▶ [Page]:
>>>>>

Also, be careful about tons of blog traffic if its an ecommerce site. Blogs are a great way to drive traffic to your site, but a site that gets 10,000 uniques per month probably doesn’t convert well or generate much revenue if 9,000 of those visitors are to the blog pages only.
Takeaways: 1) Organic traffic is king! 2) Always get Google Analytics access.
3. Checking for bad SEO
Bad SEO can absolutely kill a business. If you get a penalty from Google and are un-indexed, you will feel the pain.
Use Moz’s Link Explorer and check the “Spam Score” tool:
This is for the site I mentioned from Flippa earlier. Yikes! It has virtually no SEO value.
Sites with very few links and low domain authority typically generate zero organic traffic.
You can click the “Inbound Links” and “Linking Domains” section to see the actual backlinks.
Here is what a bad site looks like:
That’s a dangerously high spam score. If you look at the “Inbound Links” you’ll notice how bad and spammy they look:
Takeaways: Look for sites high with DA/PA, lots of inbound links from relevant sites, and stay away from sites with bad links and high spam scores.
4. Analyzing the Financials
If the site has been operating for 24 months, it should have 24 months of financials you can look at. If the owner says “I don’t have any” or “I only have them for the last 6 months” then just walk away.
We want to buy professional sites that have been run properly and any good business owner keeps financial stats.
Here is what you should look for in the financials:
- How have the revenues been trending?
- Are there any large spikes or drops in revenue? If so, what caused them?
- Advertising Spend: watch out for high spend and variability. Ask why they spend $14k on ads one month and then $1k on ads the next month.
- Check gross profit margins, they should be consistent over time.

<<<<<

Dataset records
>>>>>

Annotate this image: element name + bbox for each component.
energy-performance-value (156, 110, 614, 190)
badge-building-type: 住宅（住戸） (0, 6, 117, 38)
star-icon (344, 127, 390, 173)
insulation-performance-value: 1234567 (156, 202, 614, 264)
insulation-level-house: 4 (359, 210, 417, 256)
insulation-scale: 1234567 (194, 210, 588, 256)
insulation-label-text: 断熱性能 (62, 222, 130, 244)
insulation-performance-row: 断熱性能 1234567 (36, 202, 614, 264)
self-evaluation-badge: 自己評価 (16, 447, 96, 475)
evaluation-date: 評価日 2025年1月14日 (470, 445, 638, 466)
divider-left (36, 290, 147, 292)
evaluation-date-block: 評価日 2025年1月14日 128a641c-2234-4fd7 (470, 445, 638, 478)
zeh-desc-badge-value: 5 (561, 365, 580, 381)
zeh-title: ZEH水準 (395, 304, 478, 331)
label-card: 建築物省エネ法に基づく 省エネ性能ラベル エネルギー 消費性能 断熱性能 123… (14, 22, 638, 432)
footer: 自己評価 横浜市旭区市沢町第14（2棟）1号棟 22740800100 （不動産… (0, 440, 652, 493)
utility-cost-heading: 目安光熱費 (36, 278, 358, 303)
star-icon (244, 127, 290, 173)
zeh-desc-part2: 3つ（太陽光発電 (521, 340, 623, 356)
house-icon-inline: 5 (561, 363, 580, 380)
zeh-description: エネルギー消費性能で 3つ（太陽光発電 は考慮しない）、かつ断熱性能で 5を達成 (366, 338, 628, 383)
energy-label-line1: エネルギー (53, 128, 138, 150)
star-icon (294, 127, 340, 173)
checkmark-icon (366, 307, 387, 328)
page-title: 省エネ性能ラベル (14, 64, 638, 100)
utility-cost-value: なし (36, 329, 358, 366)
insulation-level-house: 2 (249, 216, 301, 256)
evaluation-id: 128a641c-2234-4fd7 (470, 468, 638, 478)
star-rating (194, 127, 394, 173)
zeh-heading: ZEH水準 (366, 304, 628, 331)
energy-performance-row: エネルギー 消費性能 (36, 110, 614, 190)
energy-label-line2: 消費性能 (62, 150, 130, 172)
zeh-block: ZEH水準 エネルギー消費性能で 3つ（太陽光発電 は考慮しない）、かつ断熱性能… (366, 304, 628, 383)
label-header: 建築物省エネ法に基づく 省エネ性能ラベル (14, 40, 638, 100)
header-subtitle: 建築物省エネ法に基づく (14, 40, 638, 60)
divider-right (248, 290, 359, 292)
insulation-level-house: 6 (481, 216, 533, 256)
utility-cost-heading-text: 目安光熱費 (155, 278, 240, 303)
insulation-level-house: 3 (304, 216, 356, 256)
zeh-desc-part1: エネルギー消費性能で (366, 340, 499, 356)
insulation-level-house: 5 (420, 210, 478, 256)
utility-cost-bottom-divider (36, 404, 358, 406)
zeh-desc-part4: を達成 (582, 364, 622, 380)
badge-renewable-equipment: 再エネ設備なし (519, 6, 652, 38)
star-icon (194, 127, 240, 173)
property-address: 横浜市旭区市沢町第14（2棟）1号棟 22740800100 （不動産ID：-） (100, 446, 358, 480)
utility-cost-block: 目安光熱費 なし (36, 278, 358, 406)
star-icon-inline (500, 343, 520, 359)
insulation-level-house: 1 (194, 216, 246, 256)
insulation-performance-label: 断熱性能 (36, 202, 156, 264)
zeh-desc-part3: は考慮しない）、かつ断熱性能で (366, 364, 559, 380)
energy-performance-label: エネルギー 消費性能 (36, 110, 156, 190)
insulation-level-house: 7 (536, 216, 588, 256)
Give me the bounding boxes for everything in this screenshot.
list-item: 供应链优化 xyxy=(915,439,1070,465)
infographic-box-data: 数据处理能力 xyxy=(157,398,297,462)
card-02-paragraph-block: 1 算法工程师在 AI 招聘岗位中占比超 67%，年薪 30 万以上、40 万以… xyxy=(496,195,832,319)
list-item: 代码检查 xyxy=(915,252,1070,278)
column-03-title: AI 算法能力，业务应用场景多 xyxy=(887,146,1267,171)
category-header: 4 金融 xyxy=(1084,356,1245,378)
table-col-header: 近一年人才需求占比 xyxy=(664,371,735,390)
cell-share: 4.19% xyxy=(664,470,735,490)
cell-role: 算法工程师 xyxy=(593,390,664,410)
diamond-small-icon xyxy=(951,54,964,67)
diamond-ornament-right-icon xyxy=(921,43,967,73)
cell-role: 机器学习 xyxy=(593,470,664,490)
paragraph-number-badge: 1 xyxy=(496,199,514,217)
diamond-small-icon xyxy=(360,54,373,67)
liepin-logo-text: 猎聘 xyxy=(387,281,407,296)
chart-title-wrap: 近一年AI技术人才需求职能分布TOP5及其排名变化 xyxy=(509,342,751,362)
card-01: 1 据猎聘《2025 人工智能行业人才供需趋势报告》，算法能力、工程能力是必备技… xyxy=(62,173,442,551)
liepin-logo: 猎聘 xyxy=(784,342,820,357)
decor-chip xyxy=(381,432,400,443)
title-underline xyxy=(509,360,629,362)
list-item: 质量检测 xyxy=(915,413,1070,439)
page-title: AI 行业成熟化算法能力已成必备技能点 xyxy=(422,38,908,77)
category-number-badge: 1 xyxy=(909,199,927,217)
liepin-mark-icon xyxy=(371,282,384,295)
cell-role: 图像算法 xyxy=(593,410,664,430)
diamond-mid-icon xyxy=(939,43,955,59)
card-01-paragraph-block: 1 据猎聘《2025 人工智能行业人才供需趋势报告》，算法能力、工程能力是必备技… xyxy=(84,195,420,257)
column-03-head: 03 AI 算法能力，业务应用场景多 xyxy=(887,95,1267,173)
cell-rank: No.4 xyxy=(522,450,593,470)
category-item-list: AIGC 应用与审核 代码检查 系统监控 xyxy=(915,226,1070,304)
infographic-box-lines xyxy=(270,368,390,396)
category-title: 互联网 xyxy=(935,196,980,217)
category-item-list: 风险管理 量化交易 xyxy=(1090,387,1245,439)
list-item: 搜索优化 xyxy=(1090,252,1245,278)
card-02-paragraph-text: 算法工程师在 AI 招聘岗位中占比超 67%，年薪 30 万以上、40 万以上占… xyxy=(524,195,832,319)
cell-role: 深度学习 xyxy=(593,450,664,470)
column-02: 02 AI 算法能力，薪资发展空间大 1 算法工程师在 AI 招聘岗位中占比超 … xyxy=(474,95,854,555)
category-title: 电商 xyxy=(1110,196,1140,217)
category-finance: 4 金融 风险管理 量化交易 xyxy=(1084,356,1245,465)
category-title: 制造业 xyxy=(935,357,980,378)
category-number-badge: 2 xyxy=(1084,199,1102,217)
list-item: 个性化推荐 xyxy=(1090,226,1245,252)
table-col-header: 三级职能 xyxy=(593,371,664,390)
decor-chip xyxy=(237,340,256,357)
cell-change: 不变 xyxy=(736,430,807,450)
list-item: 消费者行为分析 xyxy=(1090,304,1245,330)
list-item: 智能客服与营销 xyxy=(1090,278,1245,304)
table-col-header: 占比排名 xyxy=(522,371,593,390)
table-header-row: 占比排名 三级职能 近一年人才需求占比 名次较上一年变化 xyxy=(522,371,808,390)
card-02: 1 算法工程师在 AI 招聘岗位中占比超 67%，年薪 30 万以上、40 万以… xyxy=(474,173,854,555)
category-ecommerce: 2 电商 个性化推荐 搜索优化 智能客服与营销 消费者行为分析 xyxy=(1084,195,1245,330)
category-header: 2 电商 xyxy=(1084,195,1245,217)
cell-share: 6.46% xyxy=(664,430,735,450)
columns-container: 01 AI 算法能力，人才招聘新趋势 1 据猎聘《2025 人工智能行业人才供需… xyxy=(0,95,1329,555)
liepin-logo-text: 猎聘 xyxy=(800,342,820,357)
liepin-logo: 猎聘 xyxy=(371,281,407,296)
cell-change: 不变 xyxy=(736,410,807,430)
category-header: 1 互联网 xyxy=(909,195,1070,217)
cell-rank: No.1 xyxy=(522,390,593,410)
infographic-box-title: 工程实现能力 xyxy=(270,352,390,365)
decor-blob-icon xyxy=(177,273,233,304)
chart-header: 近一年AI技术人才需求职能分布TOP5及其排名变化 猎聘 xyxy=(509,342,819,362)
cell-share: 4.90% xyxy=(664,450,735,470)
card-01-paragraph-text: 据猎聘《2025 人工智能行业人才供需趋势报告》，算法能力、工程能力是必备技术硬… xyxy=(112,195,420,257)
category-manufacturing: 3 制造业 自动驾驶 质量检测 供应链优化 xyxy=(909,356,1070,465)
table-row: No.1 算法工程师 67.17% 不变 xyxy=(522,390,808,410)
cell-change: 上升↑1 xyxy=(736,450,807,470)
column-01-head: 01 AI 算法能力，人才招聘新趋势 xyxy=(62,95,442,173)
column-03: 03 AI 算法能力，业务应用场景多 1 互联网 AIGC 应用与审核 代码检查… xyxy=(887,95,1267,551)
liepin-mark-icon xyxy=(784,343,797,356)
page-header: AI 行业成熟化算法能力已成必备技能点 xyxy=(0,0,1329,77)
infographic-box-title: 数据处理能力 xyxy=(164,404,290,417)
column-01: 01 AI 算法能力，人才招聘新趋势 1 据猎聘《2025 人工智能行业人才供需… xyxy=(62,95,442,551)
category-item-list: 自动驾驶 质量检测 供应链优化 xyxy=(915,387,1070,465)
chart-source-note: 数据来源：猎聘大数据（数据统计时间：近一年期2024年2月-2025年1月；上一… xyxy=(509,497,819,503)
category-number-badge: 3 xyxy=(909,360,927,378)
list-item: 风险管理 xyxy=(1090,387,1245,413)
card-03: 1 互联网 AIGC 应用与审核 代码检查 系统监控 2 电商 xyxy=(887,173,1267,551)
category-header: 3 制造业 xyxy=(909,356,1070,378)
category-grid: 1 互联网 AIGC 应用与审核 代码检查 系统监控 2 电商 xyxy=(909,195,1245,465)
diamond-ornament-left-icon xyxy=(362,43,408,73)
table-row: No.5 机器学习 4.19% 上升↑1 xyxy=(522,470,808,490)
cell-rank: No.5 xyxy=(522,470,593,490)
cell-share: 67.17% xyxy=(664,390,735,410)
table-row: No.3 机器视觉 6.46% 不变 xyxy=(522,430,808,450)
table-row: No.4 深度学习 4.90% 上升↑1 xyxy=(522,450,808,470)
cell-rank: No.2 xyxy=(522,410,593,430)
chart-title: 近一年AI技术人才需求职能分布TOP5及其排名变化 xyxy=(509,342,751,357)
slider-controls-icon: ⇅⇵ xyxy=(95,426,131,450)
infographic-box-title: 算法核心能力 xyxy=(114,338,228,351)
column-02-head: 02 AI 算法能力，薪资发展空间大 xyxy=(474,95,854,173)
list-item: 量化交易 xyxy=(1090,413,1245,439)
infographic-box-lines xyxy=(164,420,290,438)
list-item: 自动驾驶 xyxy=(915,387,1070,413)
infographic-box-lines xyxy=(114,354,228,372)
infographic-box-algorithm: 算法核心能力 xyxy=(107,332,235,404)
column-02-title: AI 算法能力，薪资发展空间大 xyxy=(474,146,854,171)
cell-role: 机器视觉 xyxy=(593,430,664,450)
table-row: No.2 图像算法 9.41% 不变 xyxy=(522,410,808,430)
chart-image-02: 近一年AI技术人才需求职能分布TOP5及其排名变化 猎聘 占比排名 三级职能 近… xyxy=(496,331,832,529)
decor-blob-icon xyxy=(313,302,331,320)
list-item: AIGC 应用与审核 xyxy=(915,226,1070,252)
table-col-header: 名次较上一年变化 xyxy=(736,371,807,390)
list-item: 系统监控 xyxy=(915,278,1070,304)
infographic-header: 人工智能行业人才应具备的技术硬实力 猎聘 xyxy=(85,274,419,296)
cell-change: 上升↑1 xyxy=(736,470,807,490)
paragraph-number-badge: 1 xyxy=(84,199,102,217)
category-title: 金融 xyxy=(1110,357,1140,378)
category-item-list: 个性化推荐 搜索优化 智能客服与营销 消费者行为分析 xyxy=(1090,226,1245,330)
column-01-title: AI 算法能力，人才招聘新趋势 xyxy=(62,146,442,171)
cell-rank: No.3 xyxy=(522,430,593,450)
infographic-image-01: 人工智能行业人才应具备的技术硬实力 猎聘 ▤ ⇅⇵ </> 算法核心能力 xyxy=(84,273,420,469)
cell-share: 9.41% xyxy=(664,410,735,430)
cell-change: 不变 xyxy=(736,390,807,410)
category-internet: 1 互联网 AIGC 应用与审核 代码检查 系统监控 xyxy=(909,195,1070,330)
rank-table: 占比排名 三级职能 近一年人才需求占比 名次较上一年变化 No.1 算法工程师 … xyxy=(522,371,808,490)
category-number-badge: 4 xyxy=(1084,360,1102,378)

<<<<<

Extend the article on vetting a website before buying it, starting after its final point about gross profit margins.

- Are there large and recurring web development costs?
- IMPORTANT: What expenses are recurring on a monthly basis?
It is common for brokers or individuals to include “add-backs” on their financials. Add-backs are expenses that are one-time in nature and will not reoccur once you take over the business. Adding these expenses back gives you a better understanding of what the true profits will be for you once you take over.
List of acceptable and common add-backs:
- Owners salary (but no employee salaries)
- Website re-designs/development, so long as it is truly one-time in nature
- Licenses/subscriptions purchased that are good for life
- Legal fees or consulting fees
PayPal Screenshots can be faked! Always get access to Shopify/WooCommerce/etc. to verify the revenues are coming from real customers!
Verify that there aren’t any expenses that the owner is telling you about by getting access to the backend of the site and seeing what plugins/apps the website is using.
5. eCommerce Metrics to Look For
A. Returning Customer Rates
High levels of returning customers is great! It means you have a brand, not just an eCommerce store. It also means that the business is less reliant on paid ads or acquiring new customers since you have a strong list of existing customers who you can target and sell to.
B. Product Return Rates
The average eCommerce store has a return rate of 20%. Returns suck to deal with and usually result in losing money.
If a store has a >20% return rate it probably means that their products aren’t very good. Stay away! I like <5% return rates.
C. Average Order Value
Target business with high AOV. If your AOV is $10, that means you need to fulfill 100 orders per month to do just $1,000 in revenues. That’s a lot of orders to fulfill every day and month.
I look for sites with average order volumes over $100 so that I can ensure I’m making at least $20 of profit for the amount of time it takes me to fulfill the order. (I don’t mess with stuff with less than 20% net profit margins since they aren’t worth the time)
D. eCommerce Conversion Rates
This is the holy-grail of eCommerce metrics. If a store has a 1% conversion rate, it will receive 10 orders per 1,000 visitors. If it has a 2% conversion rate, it will generate 2x the orders, revenues, and profits without having find ways to get more traffic!
You can also look at conversion rates by traffic source and compare them to these averages above.
I don’t mess with stores that have lower than 2% conversion rates.
6. Email Marketing No-No’s
Email lists are great and can drive a significant amount of revenue. But be careful about relying on an email list.
If the owner is sending out more than 1 email per day to his list, he is ruining its value. Too many emails results in more spam reports which makes all emails eventually end up in your lists spam box. You can also only squeeze so much revenue out of your list.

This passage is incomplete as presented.